━━━ Recorded information ━━━
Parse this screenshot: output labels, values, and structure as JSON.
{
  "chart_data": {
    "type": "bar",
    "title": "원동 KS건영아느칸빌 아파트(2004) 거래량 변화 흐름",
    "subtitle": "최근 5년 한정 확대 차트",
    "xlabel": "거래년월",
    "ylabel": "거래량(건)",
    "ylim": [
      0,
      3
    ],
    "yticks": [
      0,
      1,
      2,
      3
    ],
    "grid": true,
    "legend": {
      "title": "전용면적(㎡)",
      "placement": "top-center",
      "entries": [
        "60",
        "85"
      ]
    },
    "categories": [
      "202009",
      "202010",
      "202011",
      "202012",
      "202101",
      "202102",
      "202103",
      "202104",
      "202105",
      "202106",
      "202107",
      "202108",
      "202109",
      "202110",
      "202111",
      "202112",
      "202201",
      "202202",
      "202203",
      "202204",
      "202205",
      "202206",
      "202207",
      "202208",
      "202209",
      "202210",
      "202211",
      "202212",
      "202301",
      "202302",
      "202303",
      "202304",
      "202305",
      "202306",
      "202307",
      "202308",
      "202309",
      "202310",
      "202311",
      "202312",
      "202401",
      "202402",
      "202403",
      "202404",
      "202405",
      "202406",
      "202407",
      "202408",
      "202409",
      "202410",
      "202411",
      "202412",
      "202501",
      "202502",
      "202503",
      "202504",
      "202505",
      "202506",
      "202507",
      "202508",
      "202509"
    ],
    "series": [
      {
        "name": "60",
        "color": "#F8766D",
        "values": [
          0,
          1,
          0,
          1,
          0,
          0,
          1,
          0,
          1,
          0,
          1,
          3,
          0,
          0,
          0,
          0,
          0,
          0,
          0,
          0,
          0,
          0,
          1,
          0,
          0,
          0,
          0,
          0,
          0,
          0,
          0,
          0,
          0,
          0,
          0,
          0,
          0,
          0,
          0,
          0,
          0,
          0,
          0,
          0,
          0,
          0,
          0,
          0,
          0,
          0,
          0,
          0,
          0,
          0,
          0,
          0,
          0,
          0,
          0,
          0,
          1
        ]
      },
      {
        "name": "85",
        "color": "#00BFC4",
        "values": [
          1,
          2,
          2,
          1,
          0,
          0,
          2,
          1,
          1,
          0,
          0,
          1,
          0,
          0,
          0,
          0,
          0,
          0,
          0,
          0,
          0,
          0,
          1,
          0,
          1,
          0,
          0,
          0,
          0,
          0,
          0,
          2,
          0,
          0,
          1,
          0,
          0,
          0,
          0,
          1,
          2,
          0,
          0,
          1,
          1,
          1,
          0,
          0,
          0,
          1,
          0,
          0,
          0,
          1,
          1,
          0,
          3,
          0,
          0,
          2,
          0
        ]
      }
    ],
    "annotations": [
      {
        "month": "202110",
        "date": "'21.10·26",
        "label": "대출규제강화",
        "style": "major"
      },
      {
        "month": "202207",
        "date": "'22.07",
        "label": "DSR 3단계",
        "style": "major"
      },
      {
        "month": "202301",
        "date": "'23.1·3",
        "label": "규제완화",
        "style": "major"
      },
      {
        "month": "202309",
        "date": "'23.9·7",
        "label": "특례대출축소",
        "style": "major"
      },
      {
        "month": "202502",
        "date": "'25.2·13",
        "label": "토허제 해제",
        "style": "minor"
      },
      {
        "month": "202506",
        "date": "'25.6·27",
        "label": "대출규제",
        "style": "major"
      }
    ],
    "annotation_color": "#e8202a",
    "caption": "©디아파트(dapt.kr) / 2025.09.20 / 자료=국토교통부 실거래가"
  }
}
━━━
- _Task to complete_
Go through the listing above and return every line where the word "date" occurs.

- _Response_
        "date": "'21.10·26",
        "date": "'22.07",
        "date": "'23.1·3",
        "date": "'23.9·7",
        "date": "'25.2·13",
        "date": "'25.6·27",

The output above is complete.